▶ [Requirements]
Output the data below in full, byte for byte. Nothing may differ.
* BEGIN Records for this exercise *
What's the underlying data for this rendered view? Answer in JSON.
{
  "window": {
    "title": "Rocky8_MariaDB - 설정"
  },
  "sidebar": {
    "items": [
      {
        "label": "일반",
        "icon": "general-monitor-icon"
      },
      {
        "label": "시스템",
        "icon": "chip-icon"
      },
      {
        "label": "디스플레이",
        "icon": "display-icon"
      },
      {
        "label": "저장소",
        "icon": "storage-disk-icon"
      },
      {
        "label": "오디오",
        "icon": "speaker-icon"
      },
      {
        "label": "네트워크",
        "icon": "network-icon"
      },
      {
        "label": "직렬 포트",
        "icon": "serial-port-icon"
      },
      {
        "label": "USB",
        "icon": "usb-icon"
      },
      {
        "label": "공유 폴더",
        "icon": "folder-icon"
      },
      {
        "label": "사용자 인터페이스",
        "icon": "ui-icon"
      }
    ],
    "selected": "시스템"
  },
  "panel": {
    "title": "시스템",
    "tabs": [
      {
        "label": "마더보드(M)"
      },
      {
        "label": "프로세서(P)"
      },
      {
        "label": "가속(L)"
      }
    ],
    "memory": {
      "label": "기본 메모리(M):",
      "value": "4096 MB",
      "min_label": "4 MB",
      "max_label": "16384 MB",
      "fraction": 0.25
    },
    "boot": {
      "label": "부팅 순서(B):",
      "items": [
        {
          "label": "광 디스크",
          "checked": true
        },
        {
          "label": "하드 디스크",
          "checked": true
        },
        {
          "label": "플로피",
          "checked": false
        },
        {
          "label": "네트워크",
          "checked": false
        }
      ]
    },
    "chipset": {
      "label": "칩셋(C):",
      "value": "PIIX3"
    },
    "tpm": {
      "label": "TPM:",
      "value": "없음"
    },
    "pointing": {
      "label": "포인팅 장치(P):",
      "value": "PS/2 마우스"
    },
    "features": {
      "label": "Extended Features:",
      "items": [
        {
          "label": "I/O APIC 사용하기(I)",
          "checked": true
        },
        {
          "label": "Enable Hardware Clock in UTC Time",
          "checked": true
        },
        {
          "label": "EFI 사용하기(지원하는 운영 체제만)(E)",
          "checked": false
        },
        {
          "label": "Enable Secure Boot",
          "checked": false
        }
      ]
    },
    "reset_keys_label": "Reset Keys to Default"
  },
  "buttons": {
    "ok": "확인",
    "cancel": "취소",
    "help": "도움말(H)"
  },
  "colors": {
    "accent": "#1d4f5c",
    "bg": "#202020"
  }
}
* END Records for this exercise *
▶ [Solution below]
What's the underlying data for this rendered view? Answer in JSON.
{
  "window": {
    "title": "Rocky8_MariaDB - 설정"
  },
  "sidebar": {
    "items": [
      {
        "label": "일반",
        "icon": "general-monitor-icon"
      },
      {
        "label": "시스템",
        "icon": "chip-icon"
      },
      {
        "label": "디스플레이",
        "icon": "display-icon"
      },
      {
        "label": "저장소",
        "icon": "storage-disk-icon"
      },
      {
        "label": "오디오",
        "icon": "speaker-icon"
      },
      {
        "label": "네트워크",
        "icon": "network-icon"
      },
      {
        "label": "직렬 포트",
        "icon": "serial-port-icon"
      },
      {
        "label": "USB",
        "icon": "usb-icon"
      },
      {
        "label": "공유 폴더",
        "icon": "folder-icon"
      },
      {
        "label": "사용자 인터페이스",
        "icon": "ui-icon"
      }
    ],
    "selected": "시스템"
  },
  "panel": {
    "title": "시스템",
    "tabs": [
      {
        "label": "마더보드(M)"
      },
      {
        "label": "프로세서(P)"
      },
      {
        "label": "가속(L)"
      }
    ],
    "memory": {
      "label": "기본 메모리(M):",
      "value": "4096 MB",
      "min_label": "4 MB",
      "max_label": "16384 MB",
      "fraction": 0.25
    },
    "boot": {
      "label": "부팅 순서(B):",
      "items": [
        {
          "label": "광 디스크",
          "checked": true
        },
        {
          "label": "하드 디스크",
          "checked": true
        },
        {
          "label": "플로피",
          "checked": false
        },
        {
          "label": "네트워크",
          "checked": false
        }
      ]
    },
    "chipset": {
      "label": "칩셋(C):",
      "value": "PIIX3"
    },
    "tpm": {
      "label": "TPM:",
      "value": "없음"
    },
    "pointing": {
      "label": "포인팅 장치(P):",
      "value": "PS/2 마우스"
    },
    "features": {
      "label": "Extended Features:",
      "items": [
        {
          "label": "I/O APIC 사용하기(I)",
          "checked": true
        },
        {
          "label": "Enable Hardware Clock in UTC Time",
          "checked": true
        },
        {
          "label": "EFI 사용하기(지원하는 운영 체제만)(E)",
          "checked": false
        },
        {
          "label": "Enable Secure Boot",
          "checked": false
        }
      ]
    },
    "reset_keys_label": "Reset Keys to Default"
  },
  "buttons": {
    "ok": "확인",
    "cancel": "취소",
    "help": "도움말(H)"
  },
  "colors": {
    "accent": "#1d4f5c",
    "bg": "#202020"
  }
}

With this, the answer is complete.